To do
Spot each line that carries the word "breast"; copy those lines.

Dataset extract
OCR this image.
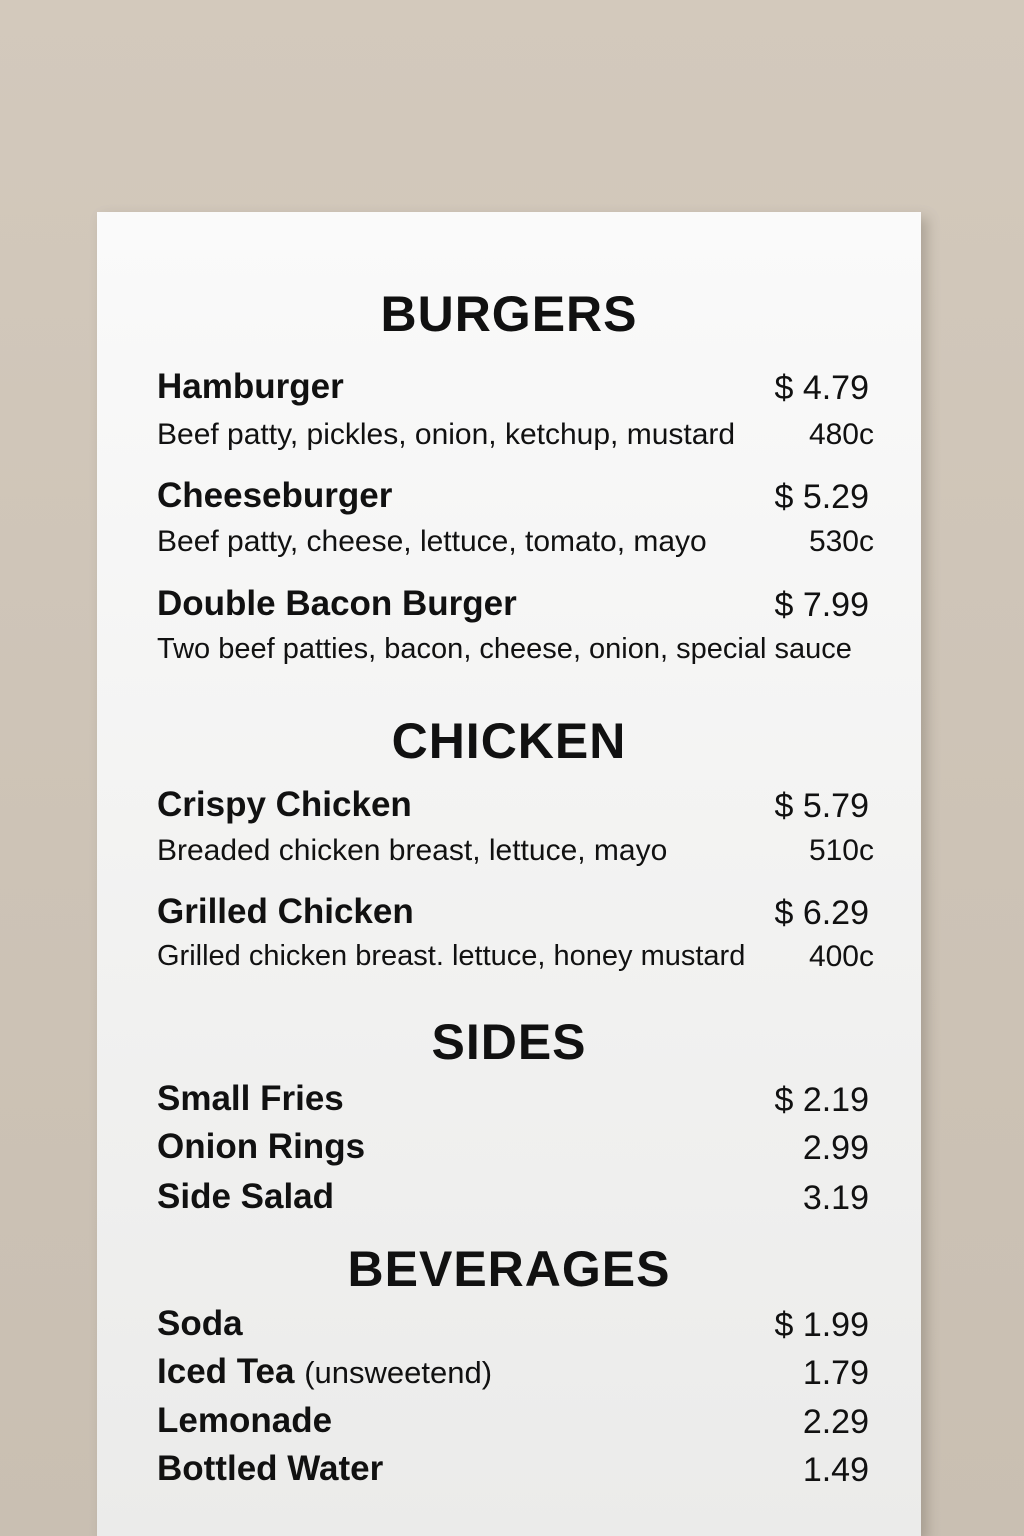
BURGERS
Hamburger	$ 4.79
Beef patty, pickles, onion, ketchup, mustard 480c
Cheeseburger	$ 5.29
Beef patty, cheese, lettuce, tomato, mayo	530c
Double Bacon Burger	$ 7.99
Two beef patties, bacon, cheese, onion, special sauce
CHICKEN
Crispy Chicken	$ 5.79
Breaded chicken breast, lettuce, mayo	510c
Grilled Chicken	$ 6.29
Grilled chicken breast. lettuce, honey mustard 400c
SIDES
Small Fries	$ 2.19
Onion Rings	2.99
Side Salad	3.19
BEVERAGES
Soda	$ 1.99
Iced Tea (unsweetend)	1.79
Lemonade	2.29
Bottled Water	1.49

Answer to this problem
Breaded chicken breast, lettuce, mayo	510c
Grilled chicken breast. lettuce, honey mustard 400c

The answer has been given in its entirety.